_YOUR INSTRUCTIONS_. Please state how many lines of the records hold the string "name", giving nothing but the number.

_DATA FOR ANALYSIS_.
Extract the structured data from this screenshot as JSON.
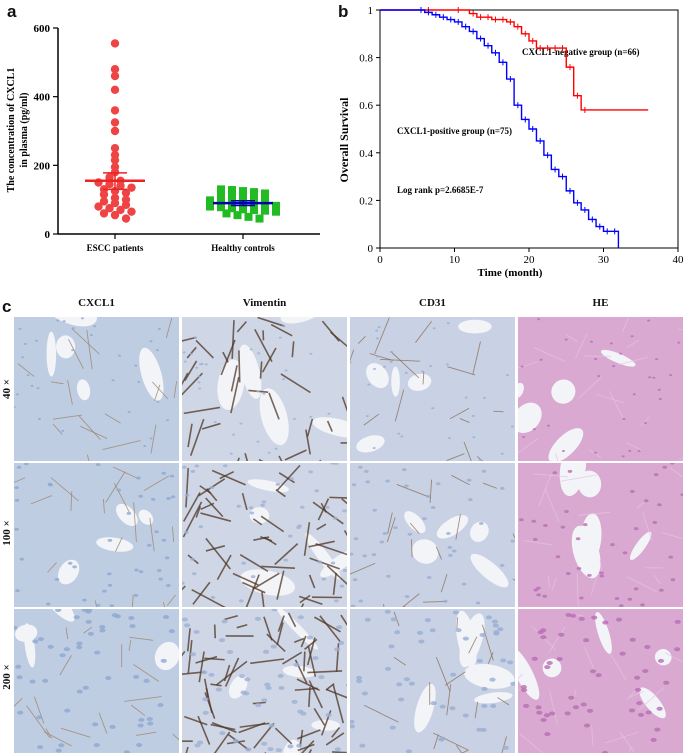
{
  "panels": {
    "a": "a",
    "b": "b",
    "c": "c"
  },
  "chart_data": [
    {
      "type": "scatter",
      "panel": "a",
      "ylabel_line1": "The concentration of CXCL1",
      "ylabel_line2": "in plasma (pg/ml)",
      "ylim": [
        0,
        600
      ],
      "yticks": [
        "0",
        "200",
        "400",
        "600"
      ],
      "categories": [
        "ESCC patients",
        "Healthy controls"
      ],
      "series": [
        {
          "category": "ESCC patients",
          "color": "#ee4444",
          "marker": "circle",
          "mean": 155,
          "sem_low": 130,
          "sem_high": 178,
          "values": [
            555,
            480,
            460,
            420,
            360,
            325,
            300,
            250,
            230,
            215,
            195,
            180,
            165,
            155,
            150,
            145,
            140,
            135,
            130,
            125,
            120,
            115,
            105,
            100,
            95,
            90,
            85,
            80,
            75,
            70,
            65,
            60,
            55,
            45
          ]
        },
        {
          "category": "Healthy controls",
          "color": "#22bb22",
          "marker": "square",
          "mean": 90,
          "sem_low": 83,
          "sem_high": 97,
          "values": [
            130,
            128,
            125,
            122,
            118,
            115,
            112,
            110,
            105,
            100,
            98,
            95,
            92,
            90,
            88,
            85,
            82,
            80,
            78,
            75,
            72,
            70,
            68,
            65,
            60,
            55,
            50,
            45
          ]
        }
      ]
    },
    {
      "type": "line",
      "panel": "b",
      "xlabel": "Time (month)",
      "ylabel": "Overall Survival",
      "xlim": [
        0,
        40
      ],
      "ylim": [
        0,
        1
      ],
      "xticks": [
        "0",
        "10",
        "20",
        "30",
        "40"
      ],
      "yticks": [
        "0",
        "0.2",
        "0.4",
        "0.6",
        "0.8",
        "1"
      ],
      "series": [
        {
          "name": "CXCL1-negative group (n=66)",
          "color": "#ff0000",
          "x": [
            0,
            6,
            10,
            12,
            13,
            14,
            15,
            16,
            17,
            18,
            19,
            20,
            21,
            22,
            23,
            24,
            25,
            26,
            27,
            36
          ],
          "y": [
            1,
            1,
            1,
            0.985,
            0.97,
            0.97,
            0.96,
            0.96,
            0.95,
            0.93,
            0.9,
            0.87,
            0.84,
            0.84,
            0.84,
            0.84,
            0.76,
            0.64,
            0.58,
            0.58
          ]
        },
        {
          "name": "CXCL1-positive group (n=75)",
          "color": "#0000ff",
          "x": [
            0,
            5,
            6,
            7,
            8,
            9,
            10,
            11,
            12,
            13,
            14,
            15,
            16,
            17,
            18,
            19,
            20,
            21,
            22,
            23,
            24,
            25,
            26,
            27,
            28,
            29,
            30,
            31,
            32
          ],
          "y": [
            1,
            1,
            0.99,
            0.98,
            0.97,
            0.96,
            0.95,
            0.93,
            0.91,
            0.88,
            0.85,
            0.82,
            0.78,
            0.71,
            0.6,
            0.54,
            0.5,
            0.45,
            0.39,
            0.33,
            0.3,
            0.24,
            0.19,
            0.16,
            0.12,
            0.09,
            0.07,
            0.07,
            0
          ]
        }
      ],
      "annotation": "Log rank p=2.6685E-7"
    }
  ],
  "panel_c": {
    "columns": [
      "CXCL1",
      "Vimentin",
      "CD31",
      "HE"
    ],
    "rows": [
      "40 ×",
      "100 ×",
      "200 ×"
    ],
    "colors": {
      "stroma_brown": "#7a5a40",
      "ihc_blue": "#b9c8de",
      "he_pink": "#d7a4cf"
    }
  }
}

_EXERCISE SOLUTION_. 2